→ Requirements
Reproduce the data exactly.

→ Supplied material

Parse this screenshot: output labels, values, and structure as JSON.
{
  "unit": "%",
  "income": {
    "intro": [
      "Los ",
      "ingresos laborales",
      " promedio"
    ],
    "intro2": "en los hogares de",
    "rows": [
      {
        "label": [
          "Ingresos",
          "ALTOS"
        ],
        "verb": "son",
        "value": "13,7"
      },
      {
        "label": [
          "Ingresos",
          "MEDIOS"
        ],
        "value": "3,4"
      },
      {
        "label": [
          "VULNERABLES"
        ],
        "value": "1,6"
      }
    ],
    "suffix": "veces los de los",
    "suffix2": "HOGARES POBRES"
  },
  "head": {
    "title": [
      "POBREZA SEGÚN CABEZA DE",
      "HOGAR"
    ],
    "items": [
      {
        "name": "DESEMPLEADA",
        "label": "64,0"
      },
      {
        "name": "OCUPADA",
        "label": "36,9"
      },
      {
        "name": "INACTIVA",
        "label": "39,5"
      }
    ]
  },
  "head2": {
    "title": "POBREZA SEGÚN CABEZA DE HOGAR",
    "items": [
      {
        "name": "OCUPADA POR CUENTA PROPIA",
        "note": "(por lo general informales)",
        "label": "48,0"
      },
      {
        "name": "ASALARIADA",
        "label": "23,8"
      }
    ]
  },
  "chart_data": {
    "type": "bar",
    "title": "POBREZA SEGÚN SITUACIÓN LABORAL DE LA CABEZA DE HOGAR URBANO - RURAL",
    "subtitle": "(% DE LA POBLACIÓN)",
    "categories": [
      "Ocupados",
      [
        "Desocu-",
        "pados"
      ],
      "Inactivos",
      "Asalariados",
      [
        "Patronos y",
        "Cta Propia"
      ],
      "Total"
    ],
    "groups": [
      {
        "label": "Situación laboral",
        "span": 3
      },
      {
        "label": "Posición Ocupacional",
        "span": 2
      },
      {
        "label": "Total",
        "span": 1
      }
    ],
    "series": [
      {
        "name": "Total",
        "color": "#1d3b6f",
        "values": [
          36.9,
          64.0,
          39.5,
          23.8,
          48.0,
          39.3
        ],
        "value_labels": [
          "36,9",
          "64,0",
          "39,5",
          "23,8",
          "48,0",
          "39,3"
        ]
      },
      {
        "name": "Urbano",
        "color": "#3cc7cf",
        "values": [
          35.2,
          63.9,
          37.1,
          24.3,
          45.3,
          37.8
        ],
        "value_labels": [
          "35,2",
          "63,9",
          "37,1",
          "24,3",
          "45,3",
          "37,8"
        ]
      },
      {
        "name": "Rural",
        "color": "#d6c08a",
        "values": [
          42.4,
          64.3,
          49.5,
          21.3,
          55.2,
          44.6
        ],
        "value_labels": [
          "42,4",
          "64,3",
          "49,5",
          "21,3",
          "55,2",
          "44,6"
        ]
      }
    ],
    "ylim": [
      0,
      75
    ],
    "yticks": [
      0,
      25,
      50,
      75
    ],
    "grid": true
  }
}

→ The answer
Parse this screenshot: output labels, values, and structure as JSON.
{
  "unit": "%",
  "income": {
    "intro": [
      "Los ",
      "ingresos laborales",
      " promedio"
    ],
    "intro2": "en los hogares de",
    "rows": [
      {
        "label": [
          "Ingresos",
          "ALTOS"
        ],
        "verb": "son",
        "value": "13,7"
      },
      {
        "label": [
          "Ingresos",
          "MEDIOS"
        ],
        "value": "3,4"
      },
      {
        "label": [
          "VULNERABLES"
        ],
        "value": "1,6"
      }
    ],
    "suffix": "veces los de los",
    "suffix2": "HOGARES POBRES"
  },
  "head": {
    "title": [
      "POBREZA SEGÚN CABEZA DE",
      "HOGAR"
    ],
    "items": [
      {
        "name": "DESEMPLEADA",
        "label": "64,0"
      },
      {
        "name": "OCUPADA",
        "label": "36,9"
      },
      {
        "name": "INACTIVA",
        "label": "39,5"
      }
    ]
  },
  "head2": {
    "title": "POBREZA SEGÚN CABEZA DE HOGAR",
    "items": [
      {
        "name": "OCUPADA POR CUENTA PROPIA",
        "note": "(por lo general informales)",
        "label": "48,0"
      },
      {
        "name": "ASALARIADA",
        "label": "23,8"
      }
    ]
  },
  "chart_data": {
    "type": "bar",
    "title": "POBREZA SEGÚN SITUACIÓN LABORAL DE LA CABEZA DE HOGAR URBANO - RURAL",
    "subtitle": "(% DE LA POBLACIÓN)",
    "categories": [
      "Ocupados",
      [
        "Desocu-",
        "pados"
      ],
      "Inactivos",
      "Asalariados",
      [
        "Patronos y",
        "Cta Propia"
      ],
      "Total"
    ],
    "groups": [
      {
        "label": "Situación laboral",
        "span": 3
      },
      {
        "label": "Posición Ocupacional",
        "span": 2
      },
      {
        "label": "Total",
        "span": 1
      }
    ],
    "series": [
      {
        "name": "Total",
        "color": "#1d3b6f",
        "values": [
          36.9,
          64.0,
          39.5,
          23.8,
          48.0,
          39.3
        ],
        "value_labels": [
          "36,9",
          "64,0",
          "39,5",
          "23,8",
          "48,0",
          "39,3"
        ]
      },
      {
        "name": "Urbano",
        "color": "#3cc7cf",
        "values": [
          35.2,
          63.9,
          37.1,
          24.3,
          45.3,
          37.8
        ],
        "value_labels": [
          "35,2",
          "63,9",
          "37,1",
          "24,3",
          "45,3",
          "37,8"
        ]
      },
      {
        "name": "Rural",
        "color": "#d6c08a",
        "values": [
          42.4,
          64.3,
          49.5,
          21.3,
          55.2,
          44.6
        ],
        "value_labels": [
          "42,4",
          "64,3",
          "49,5",
          "21,3",
          "55,2",
          "44,6"
        ]
      }
    ],
    "ylim": [
      0,
      75
    ],
    "yticks": [
      0,
      25,
      50,
      75
    ],
    "grid": true
  }
}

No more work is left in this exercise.